§ **Set task**: Search the listing below for "Naturtyper". Copy each matching line.

A run of records
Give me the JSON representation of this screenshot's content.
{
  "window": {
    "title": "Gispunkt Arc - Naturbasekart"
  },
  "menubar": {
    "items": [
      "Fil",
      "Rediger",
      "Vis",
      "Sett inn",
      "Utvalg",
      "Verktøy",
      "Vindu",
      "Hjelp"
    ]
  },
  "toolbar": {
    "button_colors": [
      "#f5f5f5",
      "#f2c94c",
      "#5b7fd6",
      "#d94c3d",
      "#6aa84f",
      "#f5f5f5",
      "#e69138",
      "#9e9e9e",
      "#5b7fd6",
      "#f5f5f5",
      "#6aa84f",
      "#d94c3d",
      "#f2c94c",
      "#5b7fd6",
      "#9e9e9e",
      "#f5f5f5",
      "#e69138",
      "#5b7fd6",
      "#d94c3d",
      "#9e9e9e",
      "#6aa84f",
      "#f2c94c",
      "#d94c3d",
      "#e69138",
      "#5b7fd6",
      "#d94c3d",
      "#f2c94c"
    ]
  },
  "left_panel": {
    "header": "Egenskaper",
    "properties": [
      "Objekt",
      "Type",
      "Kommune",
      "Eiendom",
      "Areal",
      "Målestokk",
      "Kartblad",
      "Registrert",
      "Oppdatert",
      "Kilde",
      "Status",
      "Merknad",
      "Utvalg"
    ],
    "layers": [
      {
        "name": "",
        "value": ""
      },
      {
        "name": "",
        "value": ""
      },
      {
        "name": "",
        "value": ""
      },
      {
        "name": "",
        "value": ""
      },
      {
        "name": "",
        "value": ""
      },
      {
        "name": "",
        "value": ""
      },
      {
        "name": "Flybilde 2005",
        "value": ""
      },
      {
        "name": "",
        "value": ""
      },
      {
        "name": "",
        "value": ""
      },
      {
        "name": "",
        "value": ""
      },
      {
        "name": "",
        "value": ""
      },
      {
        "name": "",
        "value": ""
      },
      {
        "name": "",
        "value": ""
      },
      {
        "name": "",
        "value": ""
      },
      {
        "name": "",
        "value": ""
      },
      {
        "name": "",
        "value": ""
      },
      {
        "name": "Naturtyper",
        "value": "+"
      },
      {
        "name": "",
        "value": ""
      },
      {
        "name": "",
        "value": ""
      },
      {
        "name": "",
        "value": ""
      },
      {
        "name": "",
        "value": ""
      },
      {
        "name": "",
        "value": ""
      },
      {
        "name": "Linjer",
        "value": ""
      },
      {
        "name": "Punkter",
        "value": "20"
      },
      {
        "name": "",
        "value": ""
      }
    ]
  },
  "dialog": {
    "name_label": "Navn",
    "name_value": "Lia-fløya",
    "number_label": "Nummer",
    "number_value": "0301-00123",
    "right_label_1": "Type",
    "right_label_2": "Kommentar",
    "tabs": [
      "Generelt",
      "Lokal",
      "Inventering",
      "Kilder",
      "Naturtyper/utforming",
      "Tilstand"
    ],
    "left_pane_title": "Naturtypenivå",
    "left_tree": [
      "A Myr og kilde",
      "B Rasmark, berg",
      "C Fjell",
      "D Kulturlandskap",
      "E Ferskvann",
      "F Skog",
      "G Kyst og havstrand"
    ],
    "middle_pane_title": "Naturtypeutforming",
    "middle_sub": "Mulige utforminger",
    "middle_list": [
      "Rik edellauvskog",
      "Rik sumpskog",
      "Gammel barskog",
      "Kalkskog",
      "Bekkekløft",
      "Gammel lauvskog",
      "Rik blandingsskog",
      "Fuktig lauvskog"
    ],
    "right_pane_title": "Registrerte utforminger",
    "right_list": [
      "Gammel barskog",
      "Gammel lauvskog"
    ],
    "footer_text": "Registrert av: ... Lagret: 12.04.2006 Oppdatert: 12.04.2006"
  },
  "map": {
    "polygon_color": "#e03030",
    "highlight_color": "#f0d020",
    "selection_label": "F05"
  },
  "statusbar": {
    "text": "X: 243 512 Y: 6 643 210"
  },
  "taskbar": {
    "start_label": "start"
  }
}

§ **Task result**:
        "name": "Naturtyper",
      "Naturtyper/utforming",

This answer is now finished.